Required work ->
Find the word "concentration" in the listing, and copy out each line where it turns up.

Data for analysis ->
────

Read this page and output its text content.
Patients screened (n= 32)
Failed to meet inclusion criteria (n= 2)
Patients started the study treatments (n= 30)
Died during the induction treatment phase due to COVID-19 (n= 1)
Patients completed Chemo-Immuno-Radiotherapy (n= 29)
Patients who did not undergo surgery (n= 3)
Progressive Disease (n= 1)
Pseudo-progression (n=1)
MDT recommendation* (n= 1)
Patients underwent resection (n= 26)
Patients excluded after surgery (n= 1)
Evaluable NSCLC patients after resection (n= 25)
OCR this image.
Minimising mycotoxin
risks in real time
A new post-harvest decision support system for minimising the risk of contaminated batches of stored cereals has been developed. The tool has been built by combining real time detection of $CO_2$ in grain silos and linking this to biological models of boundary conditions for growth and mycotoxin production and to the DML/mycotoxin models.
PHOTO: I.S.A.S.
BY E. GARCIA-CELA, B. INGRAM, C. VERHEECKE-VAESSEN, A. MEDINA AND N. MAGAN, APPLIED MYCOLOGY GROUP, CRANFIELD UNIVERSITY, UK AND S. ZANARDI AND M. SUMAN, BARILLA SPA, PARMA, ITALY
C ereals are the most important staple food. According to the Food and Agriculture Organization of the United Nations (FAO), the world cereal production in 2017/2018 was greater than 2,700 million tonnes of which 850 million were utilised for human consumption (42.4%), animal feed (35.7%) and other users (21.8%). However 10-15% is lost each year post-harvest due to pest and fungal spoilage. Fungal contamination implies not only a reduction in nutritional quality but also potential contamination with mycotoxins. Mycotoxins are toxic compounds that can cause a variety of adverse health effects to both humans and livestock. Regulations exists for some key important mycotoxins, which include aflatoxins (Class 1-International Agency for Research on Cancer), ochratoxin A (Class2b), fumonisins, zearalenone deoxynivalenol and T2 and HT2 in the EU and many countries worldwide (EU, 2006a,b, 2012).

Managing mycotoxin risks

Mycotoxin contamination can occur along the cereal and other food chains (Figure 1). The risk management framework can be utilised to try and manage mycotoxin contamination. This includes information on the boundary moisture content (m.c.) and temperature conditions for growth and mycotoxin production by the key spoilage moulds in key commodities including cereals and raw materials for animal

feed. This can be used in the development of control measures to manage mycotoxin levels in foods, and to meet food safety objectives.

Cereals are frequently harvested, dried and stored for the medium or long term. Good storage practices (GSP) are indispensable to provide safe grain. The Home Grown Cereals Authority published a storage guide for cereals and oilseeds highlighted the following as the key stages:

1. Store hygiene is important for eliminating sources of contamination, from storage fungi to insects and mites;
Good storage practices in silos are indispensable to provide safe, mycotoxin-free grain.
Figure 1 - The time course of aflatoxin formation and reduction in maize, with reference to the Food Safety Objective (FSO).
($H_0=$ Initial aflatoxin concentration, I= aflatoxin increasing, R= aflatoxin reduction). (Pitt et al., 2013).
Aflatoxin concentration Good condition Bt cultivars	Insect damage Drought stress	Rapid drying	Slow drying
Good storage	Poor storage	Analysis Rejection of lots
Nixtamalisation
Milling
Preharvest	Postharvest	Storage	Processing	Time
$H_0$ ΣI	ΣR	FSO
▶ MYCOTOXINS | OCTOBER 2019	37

────

Written answer ->
($H_0=$ Initial aflatoxin concentration, I= aflatoxin increasing, R= aflatoxin reduction). (Pitt et al., 2013).
Aflatoxin concentration Good condition Bt cultivars	Insect damage Drought stress	Rapid drying	Slow drying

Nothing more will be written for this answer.